Task prompt: Omit images. Retype all entries verbatim.

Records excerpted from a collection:
++++++++++

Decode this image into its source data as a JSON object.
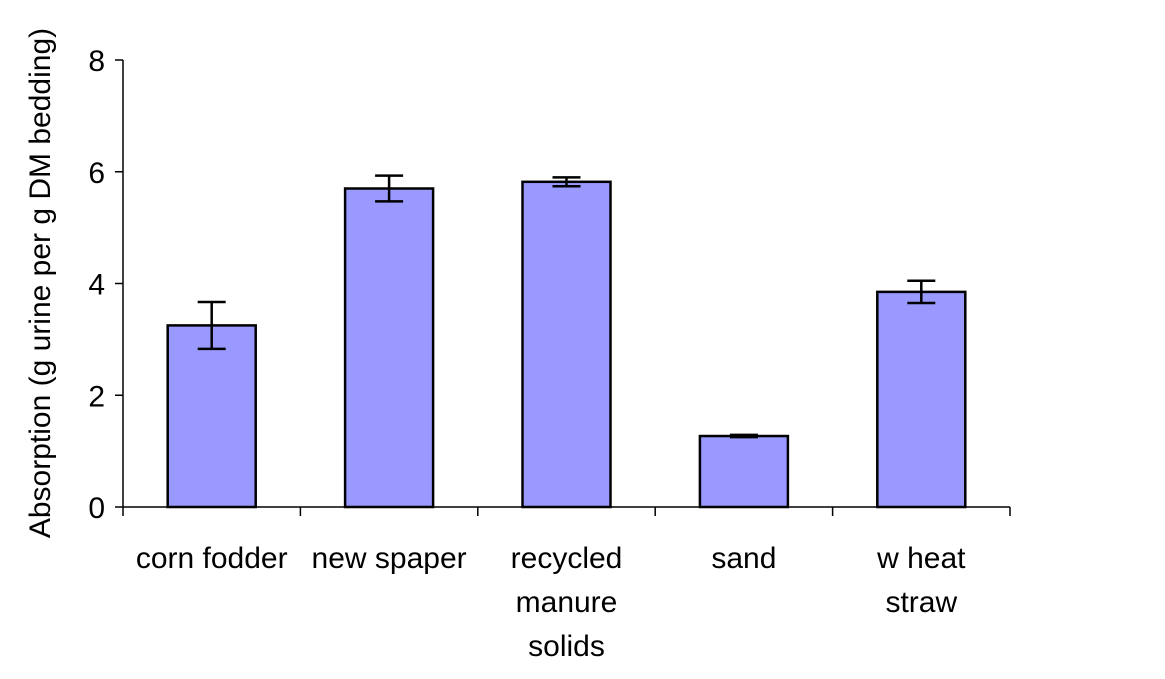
{
  "chart_data": {
    "type": "bar",
    "title": "",
    "xlabel": "",
    "ylabel": "Absorption (g urine per g DM bedding)",
    "categories": [
      [
        "corn fodder"
      ],
      [
        "new spaper"
      ],
      [
        "recycled",
        "manure",
        "solids"
      ],
      [
        "sand"
      ],
      [
        "w heat",
        "straw"
      ]
    ],
    "values": [
      3.25,
      5.7,
      5.82,
      1.27,
      3.85
    ],
    "error": [
      0.42,
      0.23,
      0.08,
      0.02,
      0.2
    ],
    "ylim": [
      0,
      8
    ],
    "yticks": [
      0,
      2,
      4,
      6,
      8
    ],
    "grid": false,
    "legend": "none",
    "colors": {
      "bar_fill": "#9999ff",
      "bar_stroke": "#000000",
      "axis": "#000000"
    }
  }
}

++++++++++

Correct result:
Decode this image into its source data as a JSON object.
{
  "chart_data": {
    "type": "bar",
    "title": "",
    "xlabel": "",
    "ylabel": "Absorption (g urine per g DM bedding)",
    "categories": [
      [
        "corn fodder"
      ],
      [
        "new spaper"
      ],
      [
        "recycled",
        "manure",
        "solids"
      ],
      [
        "sand"
      ],
      [
        "w heat",
        "straw"
      ]
    ],
    "values": [
      3.25,
      5.7,
      5.82,
      1.27,
      3.85
    ],
    "error": [
      0.42,
      0.23,
      0.08,
      0.02,
      0.2
    ],
    "ylim": [
      0,
      8
    ],
    "yticks": [
      0,
      2,
      4,
      6,
      8
    ],
    "grid": false,
    "legend": "none",
    "colors": {
      "bar_fill": "#9999ff",
      "bar_stroke": "#000000",
      "axis": "#000000"
    }
  }
}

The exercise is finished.